▶ _THE REQUEST_: Please give the entries again in full and exactly, without any picture.

[Dataset listings of figures]
——
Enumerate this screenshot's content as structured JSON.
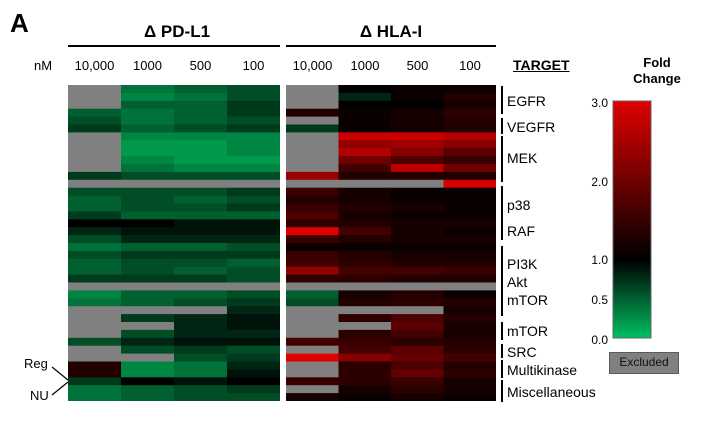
{
  "panel_letter": "A",
  "units_label": "nM",
  "groups": [
    {
      "title": "Δ PD-L1"
    },
    {
      "title": "Δ HLA-I"
    }
  ],
  "columns": [
    "10,000",
    "1000",
    "500",
    "100"
  ],
  "target_header": "TARGET",
  "targets": [
    {
      "label": "EGFR"
    },
    {
      "label": "VEGFR"
    },
    {
      "label": "MEK"
    },
    {
      "label": "p38"
    },
    {
      "label": "RAF"
    },
    {
      "label": "PI3K"
    },
    {
      "label": "Akt"
    },
    {
      "label": "mTOR"
    },
    {
      "label": "mTOR"
    },
    {
      "label": "SRC"
    },
    {
      "label": "Multikinase"
    },
    {
      "label": "Miscellaneous"
    }
  ],
  "side_labels": {
    "reg": "Reg",
    "nu": "NU"
  },
  "legend": {
    "title_line1": "Fold",
    "title_line2": "Change",
    "ticks": [
      "3.0",
      "2.0",
      "1.0",
      "0.5",
      "0.0"
    ],
    "excluded_label": "Excluded",
    "colors": {
      "high": "#e00000",
      "mid": "#000000",
      "low": "#00c060",
      "excluded": "#808080"
    }
  },
  "chart_data": {
    "type": "heatmap",
    "value_scale": {
      "min": 0.0,
      "max": 3.0,
      "center": 1.0,
      "ticks": [
        0.0,
        0.5,
        1.0,
        2.0,
        3.0
      ]
    },
    "excluded_marker": "X",
    "rows": 40,
    "pdl1": [
      [
        "X",
        0.4,
        0.5,
        0.6
      ],
      [
        "X",
        0.3,
        0.4,
        0.6
      ],
      [
        "X",
        0.5,
        0.5,
        0.7
      ],
      [
        0.5,
        0.4,
        0.5,
        0.7
      ],
      [
        0.6,
        0.4,
        0.5,
        0.6
      ],
      [
        0.7,
        0.5,
        0.6,
        0.7
      ],
      [
        "X",
        0.3,
        0.3,
        0.3
      ],
      [
        "X",
        0.2,
        0.2,
        0.3
      ],
      [
        "X",
        0.2,
        0.2,
        0.3
      ],
      [
        "X",
        0.3,
        0.2,
        0.2
      ],
      [
        "X",
        0.4,
        0.3,
        0.3
      ],
      [
        0.7,
        0.6,
        0.6,
        0.6
      ],
      [
        "X",
        "X",
        "X",
        "X"
      ],
      [
        0.6,
        0.6,
        0.6,
        0.7
      ],
      [
        0.5,
        0.6,
        0.5,
        0.6
      ],
      [
        0.5,
        0.6,
        0.6,
        0.7
      ],
      [
        0.7,
        0.5,
        0.5,
        0.5
      ],
      [
        1.0,
        1.0,
        0.9,
        0.9
      ],
      [
        0.8,
        0.9,
        0.9,
        0.9
      ],
      [
        0.6,
        0.8,
        0.8,
        0.8
      ],
      [
        0.4,
        0.5,
        0.5,
        0.6
      ],
      [
        0.6,
        0.7,
        0.7,
        0.7
      ],
      [
        0.5,
        0.6,
        0.6,
        0.5
      ],
      [
        0.5,
        0.6,
        0.5,
        0.6
      ],
      [
        0.7,
        0.7,
        0.7,
        0.6
      ],
      [
        "X",
        "X",
        "X",
        "X"
      ],
      [
        0.3,
        0.5,
        0.5,
        0.6
      ],
      [
        0.4,
        0.5,
        0.6,
        0.7
      ],
      [
        "X",
        "X",
        "X",
        0.8
      ],
      [
        "X",
        0.7,
        0.8,
        0.9
      ],
      [
        "X",
        "X",
        0.8,
        0.9
      ],
      [
        "X",
        0.6,
        0.8,
        0.8
      ],
      [
        0.6,
        0.8,
        0.9,
        0.9
      ],
      [
        "X",
        0.6,
        0.7,
        0.6
      ],
      [
        "X",
        "X",
        0.6,
        0.7
      ],
      [
        1.3,
        0.3,
        0.4,
        0.8
      ],
      [
        1.3,
        0.3,
        0.4,
        0.9
      ],
      [
        0.7,
        1.0,
        0.9,
        1.0
      ],
      [
        0.4,
        0.5,
        0.6,
        0.7
      ],
      [
        0.4,
        0.5,
        0.6,
        0.6
      ]
    ],
    "hla": [
      [
        "X",
        1.0,
        1.1,
        1.1
      ],
      [
        "X",
        0.8,
        1.1,
        1.3
      ],
      [
        "X",
        1.0,
        1.0,
        1.2
      ],
      [
        1.3,
        1.1,
        1.2,
        1.4
      ],
      [
        "X",
        1.1,
        1.2,
        1.3
      ],
      [
        0.7,
        1.1,
        1.2,
        1.3
      ],
      [
        "X",
        2.8,
        2.8,
        2.6
      ],
      [
        "X",
        2.3,
        2.4,
        2.2
      ],
      [
        "X",
        2.6,
        2.2,
        1.8
      ],
      [
        "X",
        2.0,
        1.7,
        1.5
      ],
      [
        "X",
        1.6,
        2.7,
        2.0
      ],
      [
        2.4,
        1.3,
        1.3,
        1.3
      ],
      [
        "X",
        "X",
        "X",
        2.9
      ],
      [
        1.5,
        1.2,
        1.1,
        1.1
      ],
      [
        1.3,
        1.2,
        1.1,
        1.1
      ],
      [
        1.5,
        1.3,
        1.2,
        1.1
      ],
      [
        1.7,
        1.2,
        1.1,
        1.1
      ],
      [
        1.4,
        1.3,
        1.2,
        1.2
      ],
      [
        3.0,
        1.6,
        1.2,
        1.1
      ],
      [
        1.5,
        1.3,
        1.2,
        1.2
      ],
      [
        1.1,
        1.1,
        1.1,
        1.1
      ],
      [
        1.5,
        1.3,
        1.2,
        1.2
      ],
      [
        1.6,
        1.4,
        1.3,
        1.3
      ],
      [
        2.3,
        1.6,
        1.6,
        1.5
      ],
      [
        1.4,
        1.4,
        1.3,
        1.3
      ],
      [
        "X",
        "X",
        "X",
        "X"
      ],
      [
        0.5,
        1.2,
        1.3,
        1.1
      ],
      [
        0.6,
        1.3,
        1.4,
        1.3
      ],
      [
        "X",
        "X",
        "X",
        1.2
      ],
      [
        "X",
        1.4,
        1.7,
        1.3
      ],
      [
        "X",
        "X",
        1.8,
        1.2
      ],
      [
        "X",
        1.4,
        1.6,
        1.2
      ],
      [
        1.6,
        1.5,
        1.4,
        1.3
      ],
      [
        "X",
        1.6,
        1.8,
        1.4
      ],
      [
        3.0,
        2.2,
        1.9,
        1.6
      ],
      [
        "X",
        1.4,
        1.7,
        1.3
      ],
      [
        "X",
        1.4,
        1.9,
        1.4
      ],
      [
        1.5,
        1.4,
        1.5,
        1.2
      ],
      [
        "X",
        1.2,
        1.4,
        1.2
      ],
      [
        1.2,
        1.1,
        1.2,
        1.1
      ]
    ]
  }
}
——
▶ _RESULT OF THIS TASK_:
Enumerate this screenshot's content as structured JSON.
{
  "panel_letter": "A",
  "units_label": "nM",
  "groups": [
    {
      "title": "Δ PD-L1"
    },
    {
      "title": "Δ HLA-I"
    }
  ],
  "columns": [
    "10,000",
    "1000",
    "500",
    "100"
  ],
  "target_header": "TARGET",
  "targets": [
    {
      "label": "EGFR"
    },
    {
      "label": "VEGFR"
    },
    {
      "label": "MEK"
    },
    {
      "label": "p38"
    },
    {
      "label": "RAF"
    },
    {
      "label": "PI3K"
    },
    {
      "label": "Akt"
    },
    {
      "label": "mTOR"
    },
    {
      "label": "mTOR"
    },
    {
      "label": "SRC"
    },
    {
      "label": "Multikinase"
    },
    {
      "label": "Miscellaneous"
    }
  ],
  "side_labels": {
    "reg": "Reg",
    "nu": "NU"
  },
  "legend": {
    "title_line1": "Fold",
    "title_line2": "Change",
    "ticks": [
      "3.0",
      "2.0",
      "1.0",
      "0.5",
      "0.0"
    ],
    "excluded_label": "Excluded",
    "colors": {
      "high": "#e00000",
      "mid": "#000000",
      "low": "#00c060",
      "excluded": "#808080"
    }
  },
  "chart_data": {
    "type": "heatmap",
    "value_scale": {
      "min": 0.0,
      "max": 3.0,
      "center": 1.0,
      "ticks": [
        0.0,
        0.5,
        1.0,
        2.0,
        3.0
      ]
    },
    "excluded_marker": "X",
    "rows": 40,
    "pdl1": [
      [
        "X",
        0.4,
        0.5,
        0.6
      ],
      [
        "X",
        0.3,
        0.4,
        0.6
      ],
      [
        "X",
        0.5,
        0.5,
        0.7
      ],
      [
        0.5,
        0.4,
        0.5,
        0.7
      ],
      [
        0.6,
        0.4,
        0.5,
        0.6
      ],
      [
        0.7,
        0.5,
        0.6,
        0.7
      ],
      [
        "X",
        0.3,
        0.3,
        0.3
      ],
      [
        "X",
        0.2,
        0.2,
        0.3
      ],
      [
        "X",
        0.2,
        0.2,
        0.3
      ],
      [
        "X",
        0.3,
        0.2,
        0.2
      ],
      [
        "X",
        0.4,
        0.3,
        0.3
      ],
      [
        0.7,
        0.6,
        0.6,
        0.6
      ],
      [
        "X",
        "X",
        "X",
        "X"
      ],
      [
        0.6,
        0.6,
        0.6,
        0.7
      ],
      [
        0.5,
        0.6,
        0.5,
        0.6
      ],
      [
        0.5,
        0.6,
        0.6,
        0.7
      ],
      [
        0.7,
        0.5,
        0.5,
        0.5
      ],
      [
        1.0,
        1.0,
        0.9,
        0.9
      ],
      [
        0.8,
        0.9,
        0.9,
        0.9
      ],
      [
        0.6,
        0.8,
        0.8,
        0.8
      ],
      [
        0.4,
        0.5,
        0.5,
        0.6
      ],
      [
        0.6,
        0.7,
        0.7,
        0.7
      ],
      [
        0.5,
        0.6,
        0.6,
        0.5
      ],
      [
        0.5,
        0.6,
        0.5,
        0.6
      ],
      [
        0.7,
        0.7,
        0.7,
        0.6
      ],
      [
        "X",
        "X",
        "X",
        "X"
      ],
      [
        0.3,
        0.5,
        0.5,
        0.6
      ],
      [
        0.4,
        0.5,
        0.6,
        0.7
      ],
      [
        "X",
        "X",
        "X",
        0.8
      ],
      [
        "X",
        0.7,
        0.8,
        0.9
      ],
      [
        "X",
        "X",
        0.8,
        0.9
      ],
      [
        "X",
        0.6,
        0.8,
        0.8
      ],
      [
        0.6,
        0.8,
        0.9,
        0.9
      ],
      [
        "X",
        0.6,
        0.7,
        0.6
      ],
      [
        "X",
        "X",
        0.6,
        0.7
      ],
      [
        1.3,
        0.3,
        0.4,
        0.8
      ],
      [
        1.3,
        0.3,
        0.4,
        0.9
      ],
      [
        0.7,
        1.0,
        0.9,
        1.0
      ],
      [
        0.4,
        0.5,
        0.6,
        0.7
      ],
      [
        0.4,
        0.5,
        0.6,
        0.6
      ]
    ],
    "hla": [
      [
        "X",
        1.0,
        1.1,
        1.1
      ],
      [
        "X",
        0.8,
        1.1,
        1.3
      ],
      [
        "X",
        1.0,
        1.0,
        1.2
      ],
      [
        1.3,
        1.1,
        1.2,
        1.4
      ],
      [
        "X",
        1.1,
        1.2,
        1.3
      ],
      [
        0.7,
        1.1,
        1.2,
        1.3
      ],
      [
        "X",
        2.8,
        2.8,
        2.6
      ],
      [
        "X",
        2.3,
        2.4,
        2.2
      ],
      [
        "X",
        2.6,
        2.2,
        1.8
      ],
      [
        "X",
        2.0,
        1.7,
        1.5
      ],
      [
        "X",
        1.6,
        2.7,
        2.0
      ],
      [
        2.4,
        1.3,
        1.3,
        1.3
      ],
      [
        "X",
        "X",
        "X",
        2.9
      ],
      [
        1.5,
        1.2,
        1.1,
        1.1
      ],
      [
        1.3,
        1.2,
        1.1,
        1.1
      ],
      [
        1.5,
        1.3,
        1.2,
        1.1
      ],
      [
        1.7,
        1.2,
        1.1,
        1.1
      ],
      [
        1.4,
        1.3,
        1.2,
        1.2
      ],
      [
        3.0,
        1.6,
        1.2,
        1.1
      ],
      [
        1.5,
        1.3,
        1.2,
        1.2
      ],
      [
        1.1,
        1.1,
        1.1,
        1.1
      ],
      [
        1.5,
        1.3,
        1.2,
        1.2
      ],
      [
        1.6,
        1.4,
        1.3,
        1.3
      ],
      [
        2.3,
        1.6,
        1.6,
        1.5
      ],
      [
        1.4,
        1.4,
        1.3,
        1.3
      ],
      [
        "X",
        "X",
        "X",
        "X"
      ],
      [
        0.5,
        1.2,
        1.3,
        1.1
      ],
      [
        0.6,
        1.3,
        1.4,
        1.3
      ],
      [
        "X",
        "X",
        "X",
        1.2
      ],
      [
        "X",
        1.4,
        1.7,
        1.3
      ],
      [
        "X",
        "X",
        1.8,
        1.2
      ],
      [
        "X",
        1.4,
        1.6,
        1.2
      ],
      [
        1.6,
        1.5,
        1.4,
        1.3
      ],
      [
        "X",
        1.6,
        1.8,
        1.4
      ],
      [
        3.0,
        2.2,
        1.9,
        1.6
      ],
      [
        "X",
        1.4,
        1.7,
        1.3
      ],
      [
        "X",
        1.4,
        1.9,
        1.4
      ],
      [
        1.5,
        1.4,
        1.5,
        1.2
      ],
      [
        "X",
        1.2,
        1.4,
        1.2
      ],
      [
        1.2,
        1.1,
        1.2,
        1.1
      ]
    ]
  }
}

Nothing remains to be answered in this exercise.